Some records
--

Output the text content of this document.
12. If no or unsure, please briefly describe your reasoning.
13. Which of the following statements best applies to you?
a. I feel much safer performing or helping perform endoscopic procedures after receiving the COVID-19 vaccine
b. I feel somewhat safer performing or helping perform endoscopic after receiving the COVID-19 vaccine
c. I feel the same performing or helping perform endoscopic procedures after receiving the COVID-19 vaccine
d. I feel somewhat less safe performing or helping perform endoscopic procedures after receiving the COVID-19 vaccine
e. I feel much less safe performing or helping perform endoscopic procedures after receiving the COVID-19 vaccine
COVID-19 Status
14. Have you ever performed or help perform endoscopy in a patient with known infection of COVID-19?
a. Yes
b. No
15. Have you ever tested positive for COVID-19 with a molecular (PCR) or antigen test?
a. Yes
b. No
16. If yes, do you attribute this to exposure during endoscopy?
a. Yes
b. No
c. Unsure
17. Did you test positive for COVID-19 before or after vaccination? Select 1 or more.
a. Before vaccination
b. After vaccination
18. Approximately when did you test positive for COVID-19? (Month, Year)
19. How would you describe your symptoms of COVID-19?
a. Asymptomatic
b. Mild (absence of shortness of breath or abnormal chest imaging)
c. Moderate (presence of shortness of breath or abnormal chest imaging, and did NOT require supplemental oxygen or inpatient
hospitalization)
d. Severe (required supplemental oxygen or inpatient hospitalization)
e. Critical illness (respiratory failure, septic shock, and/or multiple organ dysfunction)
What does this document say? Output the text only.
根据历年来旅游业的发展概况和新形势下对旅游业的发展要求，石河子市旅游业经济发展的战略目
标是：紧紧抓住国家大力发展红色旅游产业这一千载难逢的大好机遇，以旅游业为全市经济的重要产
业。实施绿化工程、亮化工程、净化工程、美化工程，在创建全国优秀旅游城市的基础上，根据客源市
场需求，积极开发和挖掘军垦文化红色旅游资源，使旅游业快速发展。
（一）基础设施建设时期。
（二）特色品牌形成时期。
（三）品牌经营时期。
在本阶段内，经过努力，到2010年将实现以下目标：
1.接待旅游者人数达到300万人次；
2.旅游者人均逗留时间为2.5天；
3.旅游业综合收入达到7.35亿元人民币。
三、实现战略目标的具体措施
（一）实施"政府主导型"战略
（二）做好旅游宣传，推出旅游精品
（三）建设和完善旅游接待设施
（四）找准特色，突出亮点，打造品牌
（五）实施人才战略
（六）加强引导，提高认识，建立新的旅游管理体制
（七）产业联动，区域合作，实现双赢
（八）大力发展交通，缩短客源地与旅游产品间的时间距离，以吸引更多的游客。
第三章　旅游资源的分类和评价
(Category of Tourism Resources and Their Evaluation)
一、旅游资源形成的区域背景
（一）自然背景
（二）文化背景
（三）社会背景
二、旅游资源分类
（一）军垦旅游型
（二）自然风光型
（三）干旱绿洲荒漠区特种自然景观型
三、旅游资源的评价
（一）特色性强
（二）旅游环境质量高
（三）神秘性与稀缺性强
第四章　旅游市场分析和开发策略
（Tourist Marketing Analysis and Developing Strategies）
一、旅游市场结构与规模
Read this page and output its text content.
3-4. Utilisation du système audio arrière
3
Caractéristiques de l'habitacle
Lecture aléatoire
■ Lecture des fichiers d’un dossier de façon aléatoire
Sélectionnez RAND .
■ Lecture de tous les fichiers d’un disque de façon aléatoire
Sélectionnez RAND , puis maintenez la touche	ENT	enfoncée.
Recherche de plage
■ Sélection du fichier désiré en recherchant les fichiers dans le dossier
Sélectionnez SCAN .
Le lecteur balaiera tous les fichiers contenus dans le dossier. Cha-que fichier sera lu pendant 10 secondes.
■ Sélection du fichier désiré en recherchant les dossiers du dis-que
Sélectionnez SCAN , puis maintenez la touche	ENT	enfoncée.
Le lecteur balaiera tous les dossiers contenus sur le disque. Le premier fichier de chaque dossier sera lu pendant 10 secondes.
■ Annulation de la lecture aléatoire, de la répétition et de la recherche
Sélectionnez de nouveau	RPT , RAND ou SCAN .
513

--

• EXERCISE DESCRIPTION
Of the lines in the records, determine how many contain the word "secondes", and report that number alone.

• ANSWER IN FULL
2